*Directive*
Extract each line containing the string "pair".

(Entries with figure data)
-=-=-

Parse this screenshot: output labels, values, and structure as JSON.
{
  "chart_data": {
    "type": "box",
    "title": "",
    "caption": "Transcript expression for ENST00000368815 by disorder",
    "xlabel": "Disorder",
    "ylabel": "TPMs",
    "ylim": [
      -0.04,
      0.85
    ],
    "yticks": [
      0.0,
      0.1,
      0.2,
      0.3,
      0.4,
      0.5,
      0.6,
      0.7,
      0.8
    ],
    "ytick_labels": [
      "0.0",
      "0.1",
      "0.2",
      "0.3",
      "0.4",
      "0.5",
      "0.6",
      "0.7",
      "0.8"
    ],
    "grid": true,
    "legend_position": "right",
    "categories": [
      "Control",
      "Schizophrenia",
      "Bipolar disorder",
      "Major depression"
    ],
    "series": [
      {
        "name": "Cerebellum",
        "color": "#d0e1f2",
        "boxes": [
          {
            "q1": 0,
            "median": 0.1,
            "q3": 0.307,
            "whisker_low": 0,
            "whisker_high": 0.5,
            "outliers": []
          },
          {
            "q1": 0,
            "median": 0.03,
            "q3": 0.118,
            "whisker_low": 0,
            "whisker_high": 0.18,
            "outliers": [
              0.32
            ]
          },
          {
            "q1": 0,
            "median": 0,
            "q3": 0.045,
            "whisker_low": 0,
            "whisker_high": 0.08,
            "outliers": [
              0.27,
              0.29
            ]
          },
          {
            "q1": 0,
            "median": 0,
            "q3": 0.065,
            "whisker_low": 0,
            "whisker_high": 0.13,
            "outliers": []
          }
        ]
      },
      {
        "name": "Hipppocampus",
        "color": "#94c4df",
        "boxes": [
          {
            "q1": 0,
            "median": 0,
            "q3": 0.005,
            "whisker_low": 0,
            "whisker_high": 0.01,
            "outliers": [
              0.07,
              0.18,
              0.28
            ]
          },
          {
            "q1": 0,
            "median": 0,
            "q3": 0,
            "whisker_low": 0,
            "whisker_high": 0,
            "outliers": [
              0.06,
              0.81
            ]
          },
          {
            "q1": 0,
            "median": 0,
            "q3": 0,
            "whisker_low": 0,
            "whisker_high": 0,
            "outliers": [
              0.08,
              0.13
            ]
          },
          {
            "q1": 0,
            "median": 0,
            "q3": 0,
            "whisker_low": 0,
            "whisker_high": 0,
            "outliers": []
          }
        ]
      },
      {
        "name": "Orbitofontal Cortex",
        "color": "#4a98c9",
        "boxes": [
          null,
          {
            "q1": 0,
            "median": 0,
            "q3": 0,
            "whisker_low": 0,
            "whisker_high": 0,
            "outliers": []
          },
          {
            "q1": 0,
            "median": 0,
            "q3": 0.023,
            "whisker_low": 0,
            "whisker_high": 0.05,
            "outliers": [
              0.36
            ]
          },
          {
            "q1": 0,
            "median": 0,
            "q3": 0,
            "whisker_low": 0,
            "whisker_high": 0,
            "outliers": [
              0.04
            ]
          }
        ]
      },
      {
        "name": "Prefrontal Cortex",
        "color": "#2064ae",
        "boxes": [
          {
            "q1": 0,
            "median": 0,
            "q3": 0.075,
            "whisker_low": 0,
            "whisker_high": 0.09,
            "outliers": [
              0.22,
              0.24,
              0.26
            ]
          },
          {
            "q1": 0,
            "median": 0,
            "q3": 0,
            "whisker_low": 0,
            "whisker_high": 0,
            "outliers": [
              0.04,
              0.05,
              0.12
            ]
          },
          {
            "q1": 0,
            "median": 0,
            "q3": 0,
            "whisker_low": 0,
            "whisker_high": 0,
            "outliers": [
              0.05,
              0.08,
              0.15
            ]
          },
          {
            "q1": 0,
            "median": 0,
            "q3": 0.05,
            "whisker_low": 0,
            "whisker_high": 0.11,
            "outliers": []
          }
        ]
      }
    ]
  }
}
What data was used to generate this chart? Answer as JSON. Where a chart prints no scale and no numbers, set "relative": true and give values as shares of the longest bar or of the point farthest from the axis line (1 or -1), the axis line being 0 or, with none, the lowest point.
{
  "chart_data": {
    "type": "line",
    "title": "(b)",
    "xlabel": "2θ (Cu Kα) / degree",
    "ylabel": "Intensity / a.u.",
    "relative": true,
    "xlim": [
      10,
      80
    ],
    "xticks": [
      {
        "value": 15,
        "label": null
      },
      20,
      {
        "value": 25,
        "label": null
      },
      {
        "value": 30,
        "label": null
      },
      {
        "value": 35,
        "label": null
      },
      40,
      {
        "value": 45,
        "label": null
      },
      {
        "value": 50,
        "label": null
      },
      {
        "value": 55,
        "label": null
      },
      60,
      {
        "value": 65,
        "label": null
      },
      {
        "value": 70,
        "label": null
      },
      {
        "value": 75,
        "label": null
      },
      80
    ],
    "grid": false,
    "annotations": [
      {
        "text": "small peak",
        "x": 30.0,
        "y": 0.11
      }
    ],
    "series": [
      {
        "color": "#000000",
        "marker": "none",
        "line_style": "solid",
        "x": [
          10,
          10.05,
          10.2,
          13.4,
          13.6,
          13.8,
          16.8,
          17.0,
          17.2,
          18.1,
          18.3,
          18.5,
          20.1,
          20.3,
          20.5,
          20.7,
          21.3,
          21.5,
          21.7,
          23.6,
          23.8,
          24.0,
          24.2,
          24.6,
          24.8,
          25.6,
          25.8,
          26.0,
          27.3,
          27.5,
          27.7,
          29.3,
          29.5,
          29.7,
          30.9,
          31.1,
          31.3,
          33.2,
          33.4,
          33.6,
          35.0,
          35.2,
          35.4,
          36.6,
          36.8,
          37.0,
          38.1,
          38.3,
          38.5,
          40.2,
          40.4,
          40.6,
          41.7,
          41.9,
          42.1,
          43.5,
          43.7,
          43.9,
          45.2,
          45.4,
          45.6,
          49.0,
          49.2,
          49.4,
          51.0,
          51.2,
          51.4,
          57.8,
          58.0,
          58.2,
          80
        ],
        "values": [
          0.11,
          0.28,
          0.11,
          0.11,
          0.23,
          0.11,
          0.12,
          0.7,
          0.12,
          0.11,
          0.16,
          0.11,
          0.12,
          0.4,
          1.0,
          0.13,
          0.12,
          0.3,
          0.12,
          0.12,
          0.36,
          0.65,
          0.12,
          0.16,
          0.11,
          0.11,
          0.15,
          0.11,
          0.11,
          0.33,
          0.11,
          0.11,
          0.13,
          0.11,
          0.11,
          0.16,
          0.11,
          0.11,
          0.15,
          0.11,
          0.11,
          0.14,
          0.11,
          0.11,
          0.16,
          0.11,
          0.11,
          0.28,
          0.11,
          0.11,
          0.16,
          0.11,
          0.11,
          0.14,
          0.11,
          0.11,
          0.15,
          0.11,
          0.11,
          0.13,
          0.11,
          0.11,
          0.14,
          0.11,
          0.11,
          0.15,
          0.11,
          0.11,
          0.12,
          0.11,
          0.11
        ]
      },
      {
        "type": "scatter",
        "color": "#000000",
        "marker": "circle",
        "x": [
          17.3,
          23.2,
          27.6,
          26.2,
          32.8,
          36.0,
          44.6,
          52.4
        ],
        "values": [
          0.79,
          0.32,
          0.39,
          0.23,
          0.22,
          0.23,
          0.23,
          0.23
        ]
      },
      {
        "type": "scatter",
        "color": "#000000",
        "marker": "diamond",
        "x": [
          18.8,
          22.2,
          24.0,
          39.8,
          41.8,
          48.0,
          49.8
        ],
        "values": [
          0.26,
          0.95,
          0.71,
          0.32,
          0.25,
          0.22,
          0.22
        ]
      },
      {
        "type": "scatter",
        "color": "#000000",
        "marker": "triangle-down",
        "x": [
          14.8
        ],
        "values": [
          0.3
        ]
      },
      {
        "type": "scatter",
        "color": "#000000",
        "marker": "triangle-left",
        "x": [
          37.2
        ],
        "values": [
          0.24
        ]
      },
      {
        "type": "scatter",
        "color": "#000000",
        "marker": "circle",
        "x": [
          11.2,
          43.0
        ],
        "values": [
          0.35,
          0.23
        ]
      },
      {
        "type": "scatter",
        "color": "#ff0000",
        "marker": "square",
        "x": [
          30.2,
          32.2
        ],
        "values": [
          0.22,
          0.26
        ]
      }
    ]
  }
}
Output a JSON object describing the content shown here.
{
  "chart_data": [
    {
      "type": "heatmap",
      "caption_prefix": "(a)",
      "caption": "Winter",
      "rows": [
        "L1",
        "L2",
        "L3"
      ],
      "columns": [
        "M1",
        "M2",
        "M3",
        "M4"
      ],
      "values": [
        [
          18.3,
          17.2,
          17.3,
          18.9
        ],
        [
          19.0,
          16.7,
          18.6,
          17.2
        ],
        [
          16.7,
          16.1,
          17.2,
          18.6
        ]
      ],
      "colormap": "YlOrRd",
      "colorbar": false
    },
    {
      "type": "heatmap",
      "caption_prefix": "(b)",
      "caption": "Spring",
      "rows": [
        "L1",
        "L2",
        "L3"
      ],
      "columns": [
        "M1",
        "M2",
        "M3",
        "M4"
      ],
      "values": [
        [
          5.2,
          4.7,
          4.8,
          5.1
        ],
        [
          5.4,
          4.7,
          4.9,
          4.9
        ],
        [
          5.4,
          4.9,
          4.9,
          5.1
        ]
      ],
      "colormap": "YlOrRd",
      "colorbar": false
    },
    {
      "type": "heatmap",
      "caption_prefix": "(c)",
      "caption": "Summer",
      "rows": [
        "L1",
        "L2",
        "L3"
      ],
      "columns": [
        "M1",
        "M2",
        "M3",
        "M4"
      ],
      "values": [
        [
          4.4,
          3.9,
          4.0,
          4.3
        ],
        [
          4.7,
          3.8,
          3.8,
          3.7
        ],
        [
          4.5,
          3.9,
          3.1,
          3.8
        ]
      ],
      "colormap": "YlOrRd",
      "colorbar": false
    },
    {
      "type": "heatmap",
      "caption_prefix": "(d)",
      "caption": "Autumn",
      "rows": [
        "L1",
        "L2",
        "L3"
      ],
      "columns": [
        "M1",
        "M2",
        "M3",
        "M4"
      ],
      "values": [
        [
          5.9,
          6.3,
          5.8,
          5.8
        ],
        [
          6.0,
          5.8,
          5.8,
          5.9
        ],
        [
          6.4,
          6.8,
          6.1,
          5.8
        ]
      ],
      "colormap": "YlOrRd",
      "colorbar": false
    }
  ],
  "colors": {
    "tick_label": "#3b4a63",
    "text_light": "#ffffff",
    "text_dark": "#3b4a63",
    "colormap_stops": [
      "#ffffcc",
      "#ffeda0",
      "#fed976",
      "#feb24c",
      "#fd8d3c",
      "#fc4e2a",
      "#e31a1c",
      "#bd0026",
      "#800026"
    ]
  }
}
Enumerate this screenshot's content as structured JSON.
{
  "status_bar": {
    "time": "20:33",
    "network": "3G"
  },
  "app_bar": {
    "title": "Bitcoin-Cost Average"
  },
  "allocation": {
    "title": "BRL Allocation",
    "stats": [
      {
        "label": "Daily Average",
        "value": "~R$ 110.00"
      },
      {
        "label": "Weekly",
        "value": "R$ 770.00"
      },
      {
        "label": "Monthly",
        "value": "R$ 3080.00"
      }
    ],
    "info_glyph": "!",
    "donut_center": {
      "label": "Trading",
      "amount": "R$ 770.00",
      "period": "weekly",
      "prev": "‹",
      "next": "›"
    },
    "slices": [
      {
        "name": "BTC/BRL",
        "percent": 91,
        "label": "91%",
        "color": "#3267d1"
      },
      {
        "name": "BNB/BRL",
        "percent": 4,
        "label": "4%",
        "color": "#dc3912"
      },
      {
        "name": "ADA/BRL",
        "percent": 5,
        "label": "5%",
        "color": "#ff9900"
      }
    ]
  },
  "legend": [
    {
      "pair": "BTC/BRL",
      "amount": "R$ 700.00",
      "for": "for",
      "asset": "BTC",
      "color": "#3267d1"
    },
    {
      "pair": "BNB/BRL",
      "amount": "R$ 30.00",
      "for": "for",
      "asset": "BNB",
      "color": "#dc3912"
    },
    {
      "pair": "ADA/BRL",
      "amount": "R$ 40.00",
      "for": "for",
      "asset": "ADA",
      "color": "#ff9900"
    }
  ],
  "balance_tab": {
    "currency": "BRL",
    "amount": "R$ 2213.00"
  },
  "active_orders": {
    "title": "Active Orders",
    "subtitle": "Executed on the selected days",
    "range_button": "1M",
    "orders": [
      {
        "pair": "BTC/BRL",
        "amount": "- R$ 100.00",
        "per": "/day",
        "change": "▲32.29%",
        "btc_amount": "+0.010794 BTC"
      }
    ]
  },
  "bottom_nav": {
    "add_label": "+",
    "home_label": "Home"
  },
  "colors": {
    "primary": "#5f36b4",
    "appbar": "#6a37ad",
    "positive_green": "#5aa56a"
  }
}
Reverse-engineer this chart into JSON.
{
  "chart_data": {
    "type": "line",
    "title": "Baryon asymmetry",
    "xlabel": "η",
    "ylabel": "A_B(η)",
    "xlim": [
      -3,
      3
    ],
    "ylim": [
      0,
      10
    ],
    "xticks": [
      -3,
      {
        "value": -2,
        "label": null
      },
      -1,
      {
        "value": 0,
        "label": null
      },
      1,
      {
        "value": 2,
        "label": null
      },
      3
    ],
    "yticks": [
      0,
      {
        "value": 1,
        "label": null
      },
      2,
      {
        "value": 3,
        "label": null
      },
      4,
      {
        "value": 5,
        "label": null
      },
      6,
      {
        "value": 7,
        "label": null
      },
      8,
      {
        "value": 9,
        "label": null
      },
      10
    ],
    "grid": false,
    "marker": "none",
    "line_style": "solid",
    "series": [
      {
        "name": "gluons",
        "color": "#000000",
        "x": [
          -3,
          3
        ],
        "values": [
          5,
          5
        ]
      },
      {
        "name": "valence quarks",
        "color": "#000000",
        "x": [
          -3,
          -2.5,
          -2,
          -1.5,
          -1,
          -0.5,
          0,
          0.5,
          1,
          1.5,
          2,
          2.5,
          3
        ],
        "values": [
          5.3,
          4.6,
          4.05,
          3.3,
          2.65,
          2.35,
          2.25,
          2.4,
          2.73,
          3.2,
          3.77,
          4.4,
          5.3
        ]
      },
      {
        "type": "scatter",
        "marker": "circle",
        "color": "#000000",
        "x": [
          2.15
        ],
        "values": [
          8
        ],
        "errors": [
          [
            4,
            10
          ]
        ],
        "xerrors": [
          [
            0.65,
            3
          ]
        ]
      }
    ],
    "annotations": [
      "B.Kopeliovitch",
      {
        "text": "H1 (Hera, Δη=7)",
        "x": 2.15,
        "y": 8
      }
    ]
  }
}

-=-=-

*Solved exercise*
      "pair": "BTC/BRL",
      "pair": "BNB/BRL",
      "pair": "ADA/BRL",
        "pair": "BTC/BRL",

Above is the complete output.